### [DOCUMENT EXTRACT]
It’s certainly possible to improve Hive, and to tune MapReduce, to speed
things up and to reduce latencies. By design, though, Hive will always
impose overhead and incur performance penalties that successor systems,
built as native distributed SQL engines, avoid.
Tuning MapReduce to run Hive better is a mistake for another reason.
MapReduce is excellent at general-purpose batch processing workloads, and
working to specialize it for a specific query workload may impose a tax on
non-SQL users. Back in the early days, the idea that a single engine would
do all the work in Hadoop made sense. Today we see a proliferation of
special-purpose engines (HBase, Apache Accumulo, Search, Myrrix, Spark and
others). These extend the capabilities of the platform as a whole without
compromising the workloads for which each is specifically tuned.
The Impala Community
We worked on Impala for nearly two years at Cloudera before publishing it
under the Apache software license in late 2012. We did that because we think
real-time SQL on Hadoop is a big deal, and we didn’t want to signal our
intentions before we could actually deliver the product. We have a
considerable team working on it.
Hive can’t compete on performance with a modern distributed query engine
for real-time SQL. There are, though, components in the Hive ecosystem that
don’t rely on MapReduce. We have worked hard to integrate those with Impala
, and continue to contribute enhancements to Hive as a result of our work.
We collaborate, for example, with the community on HCatalog and the Hive
metastore as a metadata repository. HCatalog is central to our Enterprise
Data Hub strategy, since sharing data among lots of different engines
requires shared metadata that describes it. Our use of the Hive metastore
and HCatalog means that Hive, Impala, MapReduce, Pig, and REST applications
can share tables.
Twitter, Cloudera and Criteo collaborate on Parquet, a columnar format that
lets Impala run analytic database workloads much faster. Contributors are
working on integrating Parquet with Cascading, Pig and even Hive.
User- and role-based authentication and access control are crucial for
database applications. Cloudera created the Sentry project to define and
enforce those security policies for Impala and collaborates with Oracle and
others there. Without Sentry, every Hive user gets to see every table and
every record that belongs to every other Hive user. We’ve contributed the
code to integrate Sentry into Hive but it’s not uniformly included in
commercial distributions today.
Who Ships Impala?
Open source is good because it means that enterprise users can work with the
company that offers the best mix of software and services at the best price
. They’re not locked into a single vendor.
Impala, to succeed, must be shipped and supported by lots of companies.
Naturally, you can get Impala from Cloudera. It’s core to our platform and
central to our Enterprise Data Hub strategy. That means it’s available from
our resellers, as well. Oracle ships the entire Enterprise Data Hub
software suite from Cloudera, including Impala, on its Big Data Appliance.
Cloud vendors including the Softlayer subsidiary of IBM, Verizon Business
Systems, CenturyLink Savvis, T-Systems and more deliver “Enterprise Data
Hub as a Service” in their managed clouds, Impala included.

### [ACTIONS TO TAKE]
A) Translate this sentence from the passage about Impala and Hive into Spanish: "Impala, to succeed, must be shipped and supported by lots of companies."
B) Write down the passage about Impala and Hive from "The Impala Community" up to and including "working on it.", keeping every word unchanged.
The material stands apart from the passage about Impala and Hive.

### [DATA LINES]
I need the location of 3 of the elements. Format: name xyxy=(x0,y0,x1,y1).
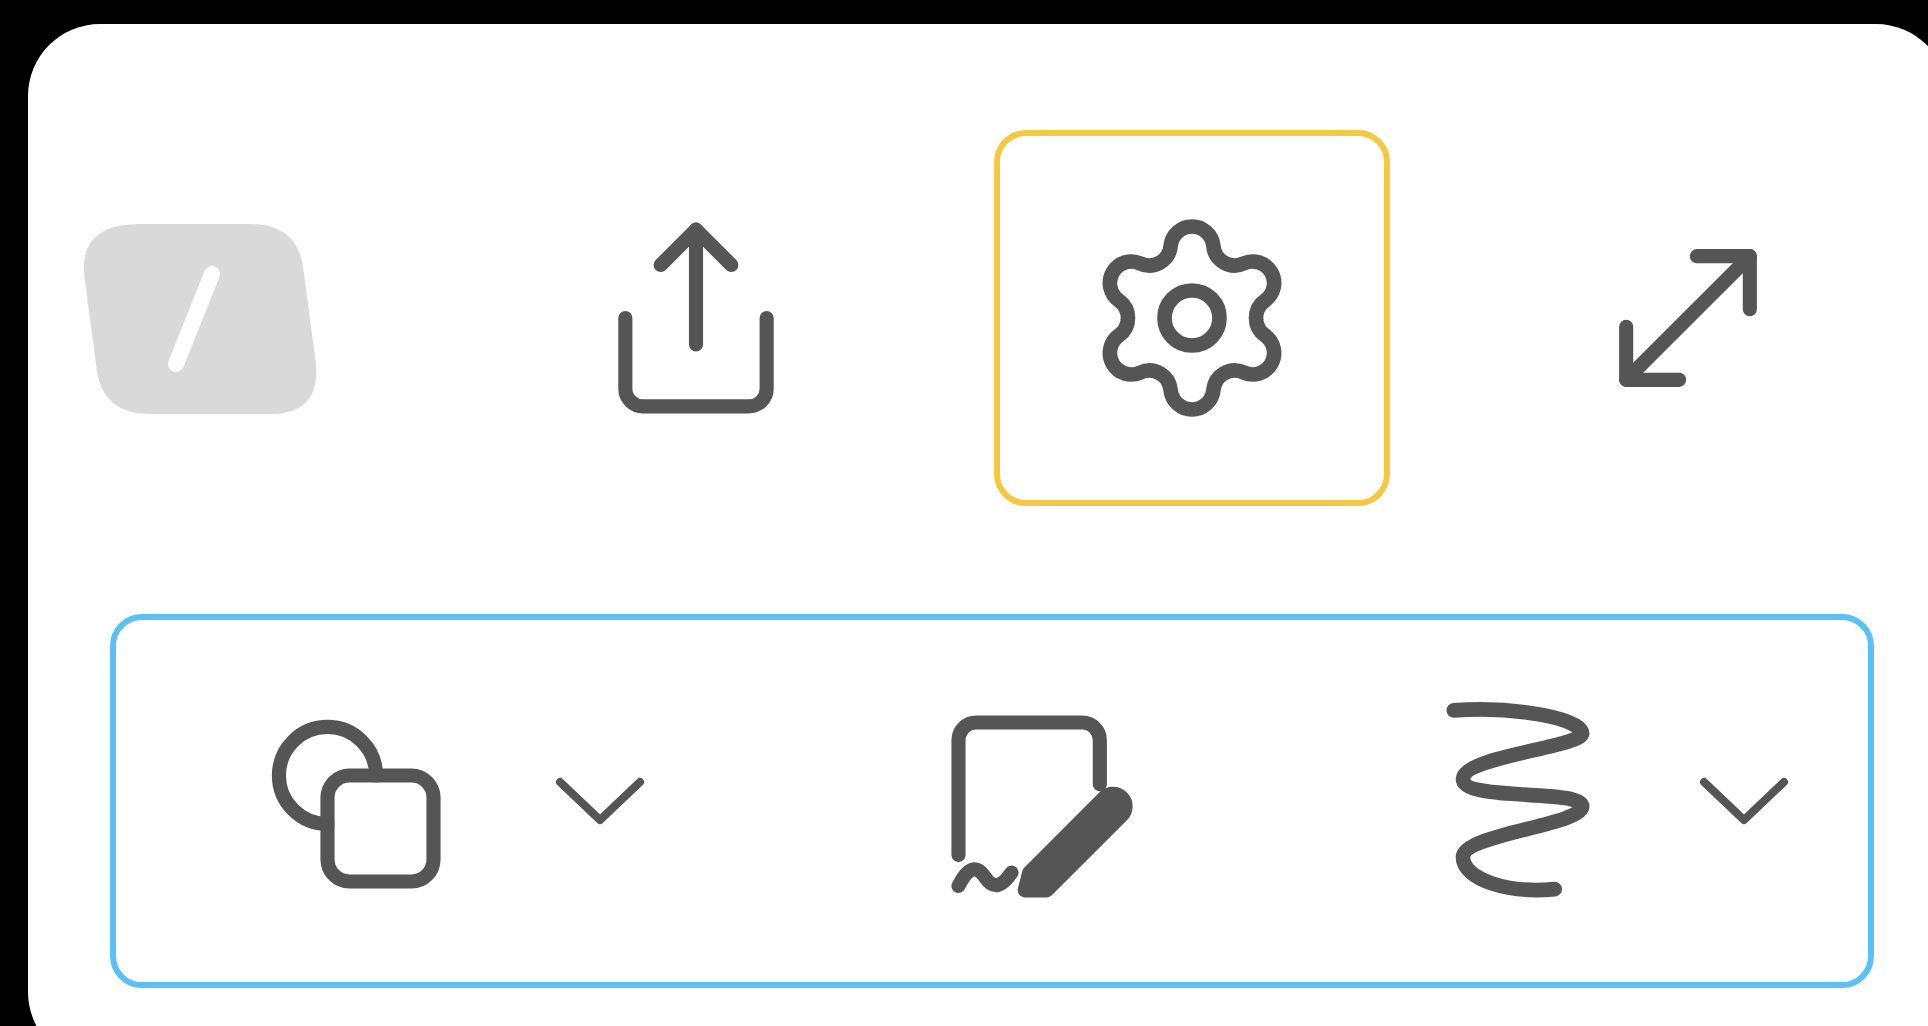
chevron-down-icon xyxy=(554,776,646,826)
settings-button[interactable] xyxy=(994,130,1390,506)
chevron-down-icon xyxy=(1698,776,1790,826)
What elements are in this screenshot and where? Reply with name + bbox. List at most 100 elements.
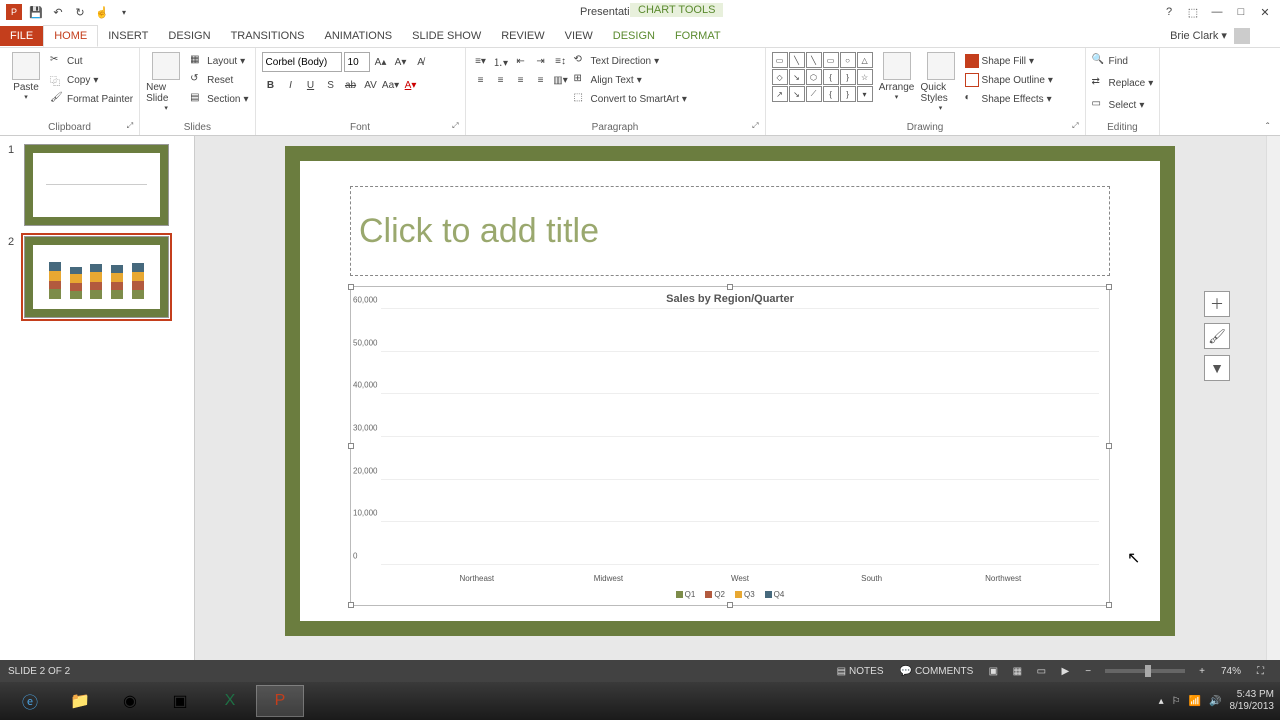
- bold-button[interactable]: B: [262, 76, 280, 94]
- fit-window-button[interactable]: ⛶: [1249, 666, 1272, 677]
- slide-counter[interactable]: SLIDE 2 OF 2: [8, 666, 70, 677]
- tray-up-icon[interactable]: ▴: [1159, 696, 1164, 707]
- align-left-button[interactable]: ≡: [472, 71, 490, 89]
- cut-button[interactable]: ✂Cut: [50, 52, 133, 70]
- zoom-level[interactable]: 74%: [1213, 666, 1249, 677]
- reading-view-button[interactable]: ▭: [1029, 662, 1053, 680]
- italic-button[interactable]: I: [282, 76, 300, 94]
- tab-insert[interactable]: INSERT: [98, 26, 158, 46]
- strike-button[interactable]: ab: [342, 76, 360, 94]
- shrink-font-button[interactable]: A▾: [392, 53, 410, 71]
- increase-indent-button[interactable]: ⇥: [532, 52, 550, 70]
- notes-button[interactable]: ▤ NOTES: [829, 666, 892, 677]
- tab-review[interactable]: REVIEW: [491, 26, 554, 46]
- select-button[interactable]: ▭Select ▾: [1092, 96, 1145, 114]
- shapes-gallery[interactable]: ▭╲╲▭○△ ◇↘⬡{}☆ ↗↘⟋{}▾: [772, 52, 873, 102]
- ribbon-options-icon[interactable]: ⬚: [1186, 6, 1200, 19]
- action-center-icon[interactable]: ⚐: [1172, 696, 1181, 707]
- font-name-input[interactable]: [262, 52, 342, 72]
- touch-mode-icon[interactable]: ☝: [94, 4, 110, 20]
- shadow-button[interactable]: S: [322, 76, 340, 94]
- columns-button[interactable]: ▥▾: [552, 71, 570, 89]
- powerpoint-icon[interactable]: P: [256, 685, 304, 717]
- text-direction-button[interactable]: ⟲Text Direction ▾: [574, 52, 687, 70]
- chart-styles-button[interactable]: 🖌: [1204, 323, 1230, 349]
- tab-animations[interactable]: ANIMATIONS: [315, 26, 403, 46]
- chart-plot-area[interactable]: 010,00020,00030,00040,00050,00060,000: [381, 309, 1099, 565]
- decrease-indent-button[interactable]: ⇤: [512, 52, 530, 70]
- save-icon[interactable]: 💾: [28, 4, 44, 20]
- align-text-button[interactable]: ⊞Align Text ▾: [574, 71, 687, 89]
- dialog-launcher-icon[interactable]: ⤢: [452, 121, 458, 131]
- slideshow-view-button[interactable]: ▶: [1053, 662, 1077, 680]
- chart-legend[interactable]: Q1Q2Q3Q4: [351, 590, 1109, 599]
- dialog-launcher-icon[interactable]: ⤢: [127, 121, 133, 131]
- tab-slideshow[interactable]: SLIDE SHOW: [402, 26, 491, 46]
- shape-effects-button[interactable]: ◐Shape Effects ▾: [965, 90, 1053, 108]
- slide-thumbnail-1[interactable]: 1: [8, 144, 186, 226]
- normal-view-button[interactable]: ▣: [981, 662, 1005, 680]
- reset-button[interactable]: ↺Reset: [190, 71, 248, 89]
- dialog-launcher-icon[interactable]: ⤢: [1072, 121, 1078, 131]
- qat-more-icon[interactable]: ▾: [116, 4, 132, 20]
- zoom-in-button[interactable]: +: [1191, 666, 1213, 677]
- zoom-out-button[interactable]: −: [1077, 666, 1099, 677]
- collapse-ribbon-icon[interactable]: ˆ: [1264, 120, 1271, 135]
- font-size-input[interactable]: [344, 52, 370, 72]
- app-icon[interactable]: ▣: [156, 685, 204, 717]
- copy-button[interactable]: ⿻Copy ▾: [50, 71, 133, 89]
- chrome-icon[interactable]: ◉: [106, 685, 154, 717]
- replace-button[interactable]: ⇄Replace ▾: [1092, 74, 1154, 92]
- slide-editor[interactable]: Click to add title Sales by Region/Quart…: [195, 136, 1280, 660]
- tab-chart-format[interactable]: FORMAT: [665, 26, 731, 46]
- clear-format-button[interactable]: A̸: [412, 53, 430, 71]
- excel-icon[interactable]: X: [206, 685, 254, 717]
- tab-design[interactable]: DESIGN: [158, 26, 220, 46]
- volume-icon[interactable]: 🔊: [1209, 696, 1221, 707]
- align-right-button[interactable]: ≡: [512, 71, 530, 89]
- sorter-view-button[interactable]: ▦: [1005, 662, 1029, 680]
- grow-font-button[interactable]: A▴: [372, 53, 390, 71]
- bullets-button[interactable]: ≡▾: [472, 52, 490, 70]
- chart-elements-button[interactable]: ＋: [1204, 291, 1230, 317]
- quick-styles-button[interactable]: Quick Styles▾: [921, 52, 961, 112]
- numbering-button[interactable]: ⒈▾: [492, 52, 510, 70]
- case-button[interactable]: Aa▾: [382, 76, 400, 94]
- spacing-button[interactable]: AV: [362, 76, 380, 94]
- slide-canvas[interactable]: Click to add title Sales by Region/Quart…: [285, 146, 1175, 636]
- tab-view[interactable]: VIEW: [555, 26, 603, 46]
- comments-button[interactable]: 💬 COMMENTS: [892, 666, 982, 677]
- smartart-button[interactable]: ⬚Convert to SmartArt ▾: [574, 90, 687, 108]
- tab-home[interactable]: HOME: [43, 25, 98, 47]
- title-placeholder[interactable]: Click to add title: [350, 186, 1110, 276]
- dialog-launcher-icon[interactable]: ⤢: [752, 121, 758, 131]
- maximize-icon[interactable]: □: [1234, 6, 1248, 19]
- chart-filters-button[interactable]: ▼: [1204, 355, 1230, 381]
- redo-icon[interactable]: ↻: [72, 4, 88, 20]
- find-button[interactable]: 🔍Find: [1092, 52, 1128, 70]
- arrange-button[interactable]: Arrange▾: [877, 52, 917, 101]
- undo-icon[interactable]: ↶: [50, 4, 66, 20]
- align-center-button[interactable]: ≡: [492, 71, 510, 89]
- network-icon[interactable]: 📶: [1189, 696, 1201, 707]
- explorer-icon[interactable]: 📁: [56, 685, 104, 717]
- layout-button[interactable]: ▦Layout ▾: [190, 52, 248, 70]
- shape-outline-button[interactable]: Shape Outline ▾: [965, 71, 1053, 89]
- section-button[interactable]: ▤Section ▾: [190, 90, 248, 108]
- ie-icon[interactable]: ⓔ: [6, 685, 54, 717]
- underline-button[interactable]: U: [302, 76, 320, 94]
- minimize-icon[interactable]: —: [1210, 6, 1224, 19]
- tab-file[interactable]: FILE: [0, 26, 43, 46]
- user-account[interactable]: Brie Clark ▾: [1170, 28, 1280, 44]
- slide-thumbnail-2[interactable]: 2: [8, 236, 186, 318]
- justify-button[interactable]: ≡: [532, 71, 550, 89]
- new-slide-button[interactable]: New Slide▾: [146, 52, 186, 112]
- tab-transitions[interactable]: TRANSITIONS: [221, 26, 315, 46]
- format-painter-button[interactable]: 🖌Format Painter: [50, 90, 133, 108]
- help-icon[interactable]: ?: [1162, 6, 1176, 19]
- shape-fill-button[interactable]: Shape Fill ▾: [965, 52, 1053, 70]
- chart-object[interactable]: Sales by Region/Quarter 010,00020,00030,…: [350, 286, 1110, 606]
- zoom-slider[interactable]: [1105, 669, 1185, 673]
- system-tray[interactable]: ▴ ⚐ 📶 🔊 5:43 PM8/19/2013: [1159, 689, 1274, 713]
- clock[interactable]: 5:43 PM8/19/2013: [1230, 689, 1275, 713]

### [FINAL ANSWERS]
A) Para tener éxito, Impala debe ser distribuido y respaldado por muchas empresas.

B)
The Impala Community
We worked on Impala for nearly two years at Cloudera before publishing it
under the Apache software license in late 2012. We did that because we think
real-time SQL on Hadoop is a big deal, and we didn’t want to signal our
intentions before we could actually deliver the product. We have a
considerable team working on it.